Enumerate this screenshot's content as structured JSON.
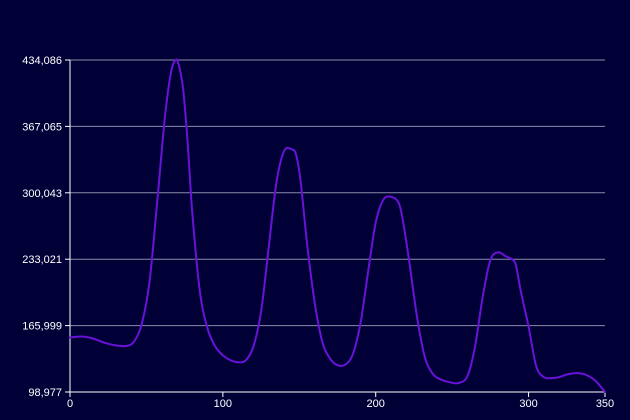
{
  "colors": {
    "background": "#000037",
    "line": "#6a12d8",
    "grid": "#8a8aa8",
    "axis": "#ffffff",
    "text": "#ffffff"
  },
  "chart_data": {
    "type": "line",
    "title": "",
    "xlabel": "",
    "ylabel": "",
    "xlim": [
      0,
      350
    ],
    "ylim": [
      98977,
      434086
    ],
    "x_ticks": [
      0,
      100,
      200,
      300,
      350
    ],
    "x_tick_labels": [
      "0",
      "100",
      "200",
      "300",
      "350"
    ],
    "y_ticks": [
      98977,
      165999,
      233021,
      300043,
      367065,
      434086
    ],
    "y_tick_labels": [
      "98,977",
      "165,999",
      "233,021",
      "300,043",
      "367,065",
      "434,086"
    ],
    "grid": "horizontal",
    "legend": "none",
    "series": [
      {
        "x": [
          0,
          8,
          15,
          22,
          30,
          37,
          42,
          47,
          52,
          57,
          62,
          66,
          69,
          71,
          74,
          77,
          80,
          85,
          90,
          95,
          100,
          105,
          110,
          115,
          120,
          125,
          130,
          135,
          140,
          145,
          148,
          151,
          155,
          160,
          165,
          170,
          175,
          180,
          185,
          190,
          195,
          200,
          205,
          210,
          215,
          218,
          222,
          227,
          232,
          237,
          242,
          248,
          254,
          260,
          265,
          270,
          275,
          280,
          285,
          290,
          292,
          295,
          300,
          305,
          310,
          315,
          320,
          326,
          332,
          338,
          344,
          350
        ],
        "values": [
          154000,
          155000,
          153000,
          149000,
          146000,
          145500,
          150000,
          168000,
          210000,
          290000,
          375000,
          421000,
          434000,
          430000,
          405000,
          350000,
          280000,
          200000,
          163000,
          145000,
          136000,
          131000,
          129000,
          131000,
          145000,
          180000,
          245000,
          310000,
          342000,
          344000,
          338000,
          310000,
          250000,
          190000,
          150000,
          133000,
          126000,
          126500,
          137000,
          168000,
          220000,
          270000,
          293000,
          296000,
          290000,
          270000,
          230000,
          175000,
          135000,
          118000,
          112000,
          109000,
          108000,
          115000,
          145000,
          195000,
          232000,
          240000,
          236000,
          232000,
          225000,
          200000,
          165000,
          125000,
          114000,
          113000,
          114000,
          117000,
          118000,
          116000,
          110000,
          98977
        ]
      }
    ]
  }
}
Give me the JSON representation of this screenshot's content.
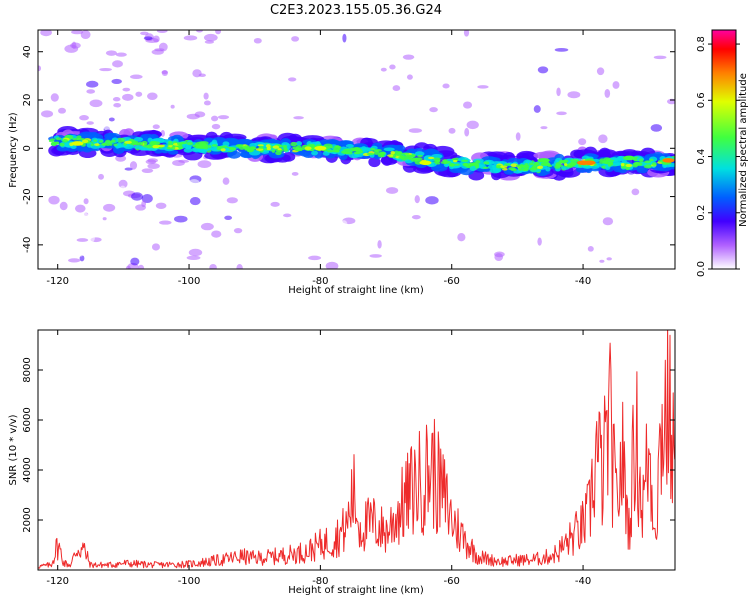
{
  "title": "C2E3.2023.155.05.36.G24",
  "chart_data": [
    {
      "type": "heatmap",
      "xlabel": "Height of straight line (km)",
      "ylabel": "Frequency (Hz)",
      "xlim": [
        -123,
        -26
      ],
      "ylim": [
        -50,
        49
      ],
      "xticks": [
        -120,
        -100,
        -80,
        -60,
        -40
      ],
      "yticks": [
        -40,
        -20,
        0,
        20,
        40
      ],
      "colorbar": {
        "label": "Normalized spectral amplitude",
        "range": [
          0,
          0.85
        ],
        "ticks": [
          0.0,
          0.2,
          0.4,
          0.6,
          0.8
        ]
      },
      "ridge": {
        "x": [
          -123,
          -110,
          -100,
          -90,
          -80,
          -70,
          -60,
          -50,
          -40,
          -30,
          -26
        ],
        "y": [
          3,
          2,
          1,
          0,
          0,
          -2,
          -6,
          -8,
          -6,
          -6,
          -5
        ]
      }
    },
    {
      "type": "line",
      "xlabel": "Height of straight line (km)",
      "ylabel": "SNR (10 * v/v)",
      "xlim": [
        -123,
        -26
      ],
      "ylim": [
        0,
        9600
      ],
      "xticks": [
        -120,
        -100,
        -80,
        -60,
        -40
      ],
      "yticks": [
        2000,
        4000,
        6000,
        8000
      ],
      "color": "#ee2a2a",
      "x": [
        -123,
        -121,
        -120,
        -119,
        -118,
        -117,
        -116,
        -115,
        -112,
        -110,
        -105,
        -100,
        -97,
        -95,
        -92,
        -90,
        -87,
        -85,
        -82,
        -80,
        -78,
        -76,
        -75,
        -74,
        -72,
        -70,
        -68,
        -66,
        -64,
        -63,
        -62,
        -61,
        -60,
        -58,
        -56,
        -54,
        -52,
        -50,
        -48,
        -46,
        -44,
        -42,
        -41,
        -40,
        -39,
        -38,
        -37,
        -36,
        -35,
        -34,
        -33,
        -32,
        -31,
        -30,
        -29,
        -28,
        -27,
        -26
      ],
      "y": [
        200,
        300,
        1500,
        400,
        300,
        1300,
        1200,
        300,
        300,
        400,
        300,
        350,
        500,
        600,
        800,
        700,
        800,
        900,
        1100,
        1500,
        1800,
        2500,
        4600,
        2500,
        2800,
        2200,
        3500,
        4800,
        5500,
        6200,
        5000,
        4200,
        3000,
        1800,
        800,
        600,
        500,
        600,
        600,
        700,
        1000,
        1800,
        2200,
        2600,
        3500,
        7000,
        5500,
        9000,
        4000,
        6500,
        2500,
        8500,
        3500,
        7000,
        2500,
        8800,
        9600,
        6000
      ]
    }
  ]
}
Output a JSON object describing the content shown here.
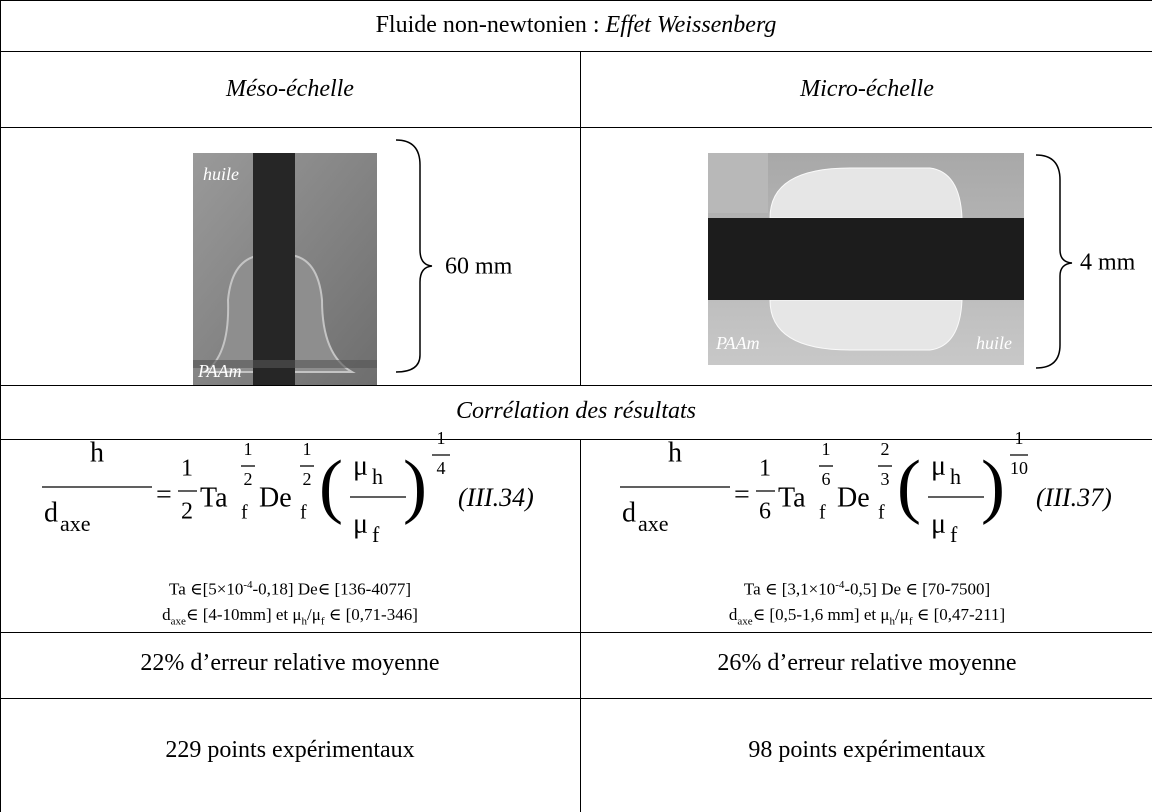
{
  "title": {
    "text": "Fluide non-newtonien : ",
    "emphasis": "Effet Weissenberg"
  },
  "columns": [
    {
      "header": "Méso-échelle",
      "image_label_top": "huile",
      "image_label_bottom": "PAAm",
      "scale": "60 mm",
      "formula": {
        "num": "h",
        "den": "d",
        "den_sub": "axe",
        "eq": "=",
        "coef_num": "1",
        "coef_den": "2",
        "ta": "Ta",
        "ta_sub": "f",
        "ta_exp_num": "1",
        "ta_exp_den": "2",
        "de": "De",
        "de_sub": "f",
        "de_exp_num": "1",
        "de_exp_den": "2",
        "lparen": "(",
        "mu_num": "μ",
        "mu_num_sub": "h",
        "mu_den": "μ",
        "mu_den_sub": "f",
        "rparen": ")",
        "exp_num": "1",
        "exp_den": "4",
        "ref": "(III.34)"
      },
      "range_1": [
        "Ta ∈[5×10",
        "-4",
        "-0,18]  De∈ [136-4077]"
      ],
      "range_2": [
        "d",
        "axe",
        "∈ [4-10mm] et μ",
        "h",
        "/μ",
        "f",
        " ∈ [0,71-346]"
      ],
      "error": "22% d’erreur relative moyenne",
      "points": "229 points expérimentaux"
    },
    {
      "header": "Micro-échelle",
      "image_label_top": "huile",
      "image_label_bottom": "PAAm",
      "scale": "4 mm",
      "formula": {
        "num": "h",
        "den": "d",
        "den_sub": "axe",
        "eq": "=",
        "coef_num": "1",
        "coef_den": "6",
        "ta": "Ta",
        "ta_sub": "f",
        "ta_exp_num": "1",
        "ta_exp_den": "6",
        "de": "De",
        "de_sub": "f",
        "de_exp_num": "2",
        "de_exp_den": "3",
        "lparen": "(",
        "mu_num": "μ",
        "mu_num_sub": "h",
        "mu_den": "μ",
        "mu_den_sub": "f",
        "rparen": ")",
        "exp_num": "1",
        "exp_den": "10",
        "ref": "(III.37)"
      },
      "range_1": [
        "Ta ∈ [3,1×10",
        "-4",
        "-0,5]  De ∈ [70-7500]"
      ],
      "range_2": [
        "d",
        "axe",
        "∈ [0,5-1,6 mm] et μ",
        "h",
        "/μ",
        "f",
        " ∈ [0,47-211]"
      ],
      "error": "26% d’erreur relative moyenne",
      "points": "98 points expérimentaux"
    }
  ],
  "correlation": "Corrélation des résultats"
}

** THE TASK **
Give the count of lines in the listing above that include "expérimentaux", with no other words.

** OUTPUT BELOW **
2